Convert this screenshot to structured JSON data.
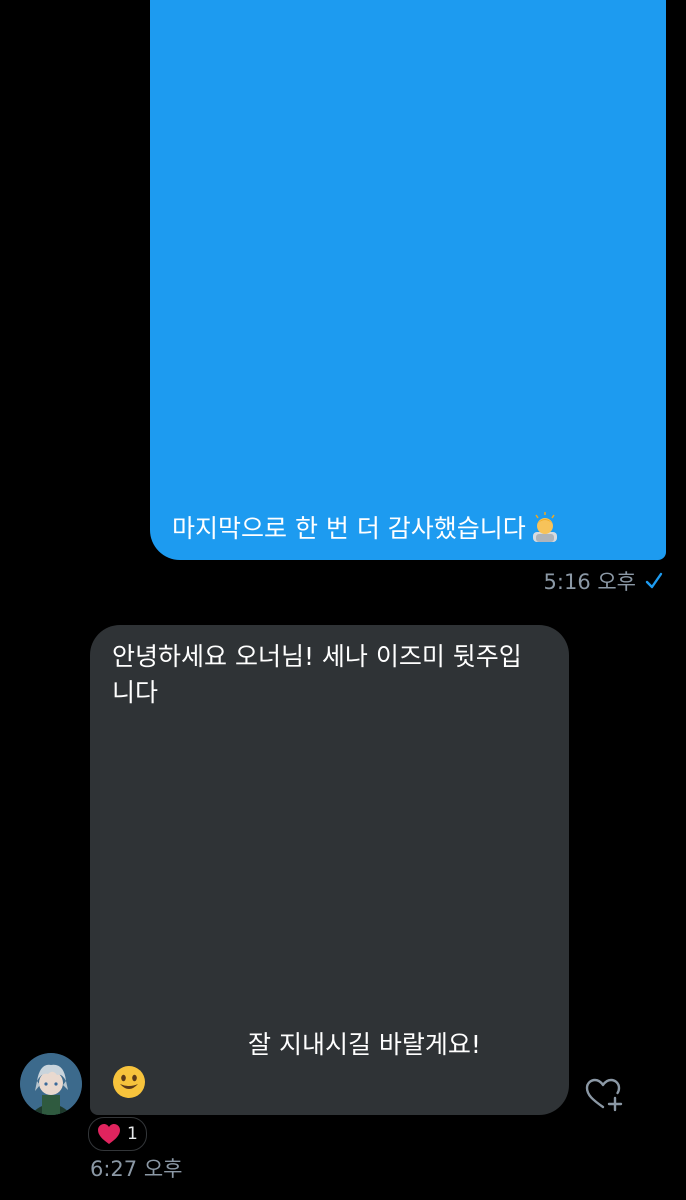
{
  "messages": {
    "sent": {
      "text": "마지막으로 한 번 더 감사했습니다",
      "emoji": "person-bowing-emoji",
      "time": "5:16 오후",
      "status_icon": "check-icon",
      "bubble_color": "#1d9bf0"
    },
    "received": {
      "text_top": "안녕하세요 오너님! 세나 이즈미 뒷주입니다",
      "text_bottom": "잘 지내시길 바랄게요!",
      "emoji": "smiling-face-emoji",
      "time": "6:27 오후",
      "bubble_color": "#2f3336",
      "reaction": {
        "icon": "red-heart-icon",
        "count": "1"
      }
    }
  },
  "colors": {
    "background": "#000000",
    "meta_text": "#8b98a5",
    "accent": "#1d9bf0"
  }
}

************

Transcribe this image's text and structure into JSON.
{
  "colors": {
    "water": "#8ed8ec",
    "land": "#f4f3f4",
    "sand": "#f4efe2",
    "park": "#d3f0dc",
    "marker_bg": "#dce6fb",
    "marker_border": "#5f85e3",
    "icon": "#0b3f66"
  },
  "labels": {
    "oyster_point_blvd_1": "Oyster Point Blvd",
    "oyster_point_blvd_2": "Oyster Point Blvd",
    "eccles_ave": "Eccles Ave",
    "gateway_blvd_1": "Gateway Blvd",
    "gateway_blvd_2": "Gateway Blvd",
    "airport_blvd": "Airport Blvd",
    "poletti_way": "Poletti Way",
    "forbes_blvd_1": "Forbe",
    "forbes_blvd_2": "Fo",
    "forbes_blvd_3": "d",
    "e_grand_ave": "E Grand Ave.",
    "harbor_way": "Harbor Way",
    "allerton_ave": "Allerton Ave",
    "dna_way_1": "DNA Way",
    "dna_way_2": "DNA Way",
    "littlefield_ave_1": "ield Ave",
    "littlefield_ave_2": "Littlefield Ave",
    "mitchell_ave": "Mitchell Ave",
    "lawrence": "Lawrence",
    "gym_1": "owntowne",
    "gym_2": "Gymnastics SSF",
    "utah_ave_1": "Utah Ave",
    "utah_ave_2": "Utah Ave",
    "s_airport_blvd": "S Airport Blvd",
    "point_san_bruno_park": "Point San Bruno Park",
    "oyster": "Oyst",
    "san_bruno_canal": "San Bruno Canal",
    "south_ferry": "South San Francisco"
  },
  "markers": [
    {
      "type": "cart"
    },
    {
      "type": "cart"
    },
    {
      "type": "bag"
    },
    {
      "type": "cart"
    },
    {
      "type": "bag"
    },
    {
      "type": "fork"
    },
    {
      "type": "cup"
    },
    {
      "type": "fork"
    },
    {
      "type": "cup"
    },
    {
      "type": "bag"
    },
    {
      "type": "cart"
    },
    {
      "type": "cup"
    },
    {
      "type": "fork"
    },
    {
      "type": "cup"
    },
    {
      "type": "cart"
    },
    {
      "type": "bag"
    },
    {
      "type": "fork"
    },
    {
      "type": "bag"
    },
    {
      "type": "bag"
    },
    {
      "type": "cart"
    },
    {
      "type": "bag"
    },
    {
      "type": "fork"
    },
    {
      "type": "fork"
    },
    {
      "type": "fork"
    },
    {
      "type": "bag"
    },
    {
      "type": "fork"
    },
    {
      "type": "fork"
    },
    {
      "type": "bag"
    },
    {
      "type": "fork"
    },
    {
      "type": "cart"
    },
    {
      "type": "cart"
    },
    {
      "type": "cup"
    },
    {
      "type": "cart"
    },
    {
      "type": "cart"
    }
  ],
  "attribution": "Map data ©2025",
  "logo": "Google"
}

************

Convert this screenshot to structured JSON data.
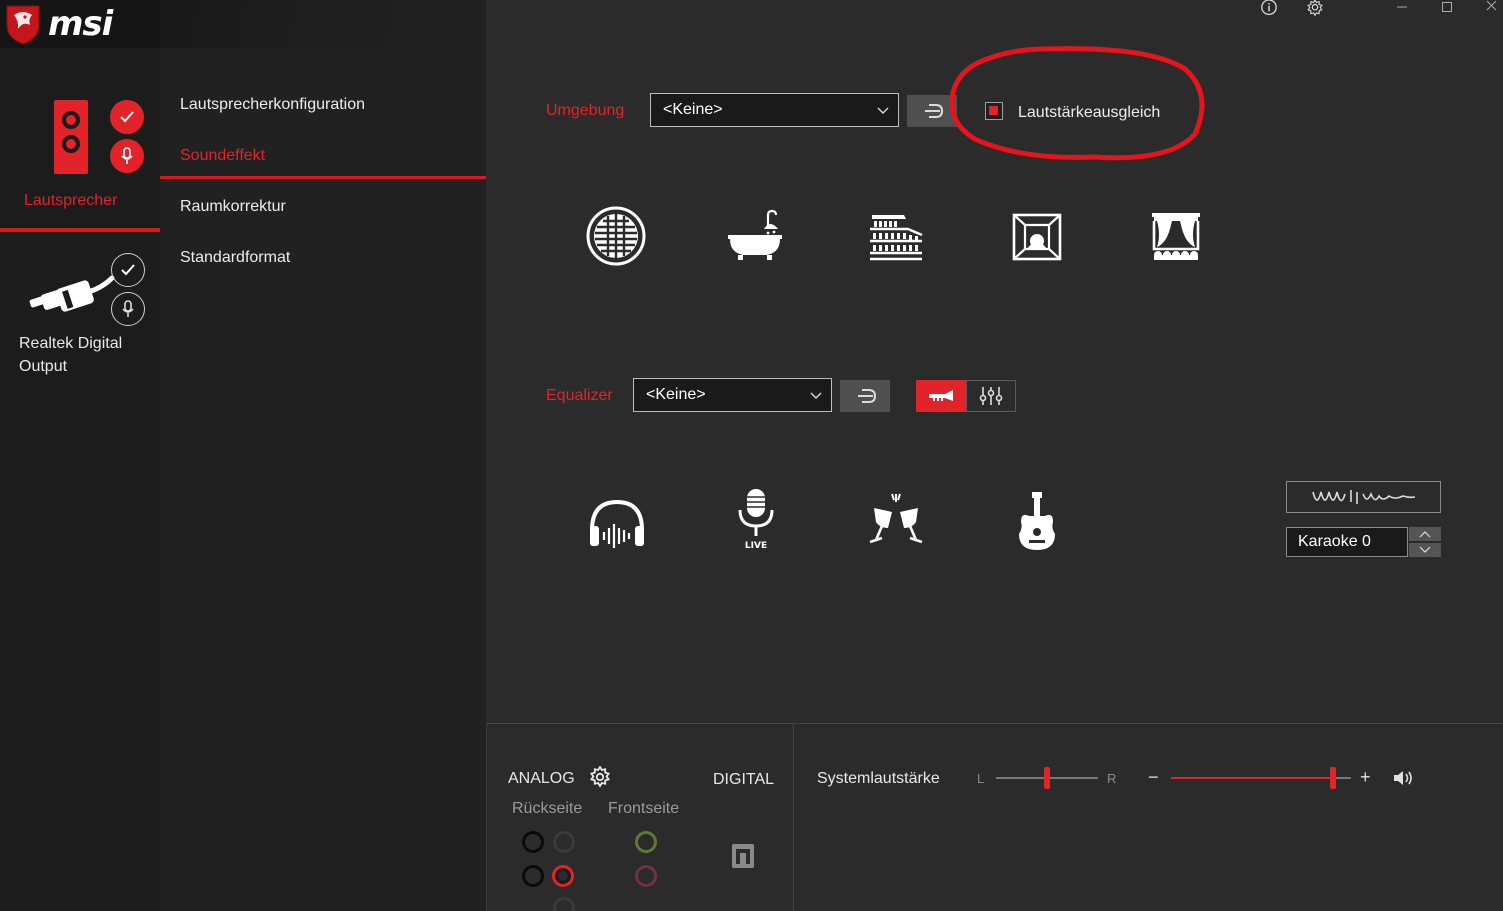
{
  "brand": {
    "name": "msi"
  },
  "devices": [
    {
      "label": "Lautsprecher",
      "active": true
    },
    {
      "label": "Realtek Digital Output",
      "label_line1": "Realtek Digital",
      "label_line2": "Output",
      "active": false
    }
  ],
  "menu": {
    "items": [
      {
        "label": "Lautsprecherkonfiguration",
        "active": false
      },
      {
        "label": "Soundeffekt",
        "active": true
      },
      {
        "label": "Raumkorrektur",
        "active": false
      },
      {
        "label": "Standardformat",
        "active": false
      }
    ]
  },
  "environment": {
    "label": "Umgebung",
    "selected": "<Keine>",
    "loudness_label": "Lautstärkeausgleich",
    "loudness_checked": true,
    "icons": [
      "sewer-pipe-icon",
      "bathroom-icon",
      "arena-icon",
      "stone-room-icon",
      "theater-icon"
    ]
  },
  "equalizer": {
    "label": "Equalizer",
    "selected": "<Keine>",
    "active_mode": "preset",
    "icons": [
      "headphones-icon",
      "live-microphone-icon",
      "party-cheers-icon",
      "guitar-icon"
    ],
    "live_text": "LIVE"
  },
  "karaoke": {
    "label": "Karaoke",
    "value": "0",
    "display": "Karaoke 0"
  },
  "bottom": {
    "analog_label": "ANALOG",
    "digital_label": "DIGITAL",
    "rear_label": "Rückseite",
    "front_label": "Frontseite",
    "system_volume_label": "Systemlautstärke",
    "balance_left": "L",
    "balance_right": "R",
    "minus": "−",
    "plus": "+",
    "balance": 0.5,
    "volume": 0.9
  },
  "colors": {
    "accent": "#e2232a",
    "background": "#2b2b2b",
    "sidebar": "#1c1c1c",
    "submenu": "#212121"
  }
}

************

#### AIM OF THE TASK:
Lines holding the word "Output" in the entries above are the ones to pull out. Copy them all.

#### CORRECT RESULT:
      "label": "Realtek Digital Output",
      "label_line2": "Output",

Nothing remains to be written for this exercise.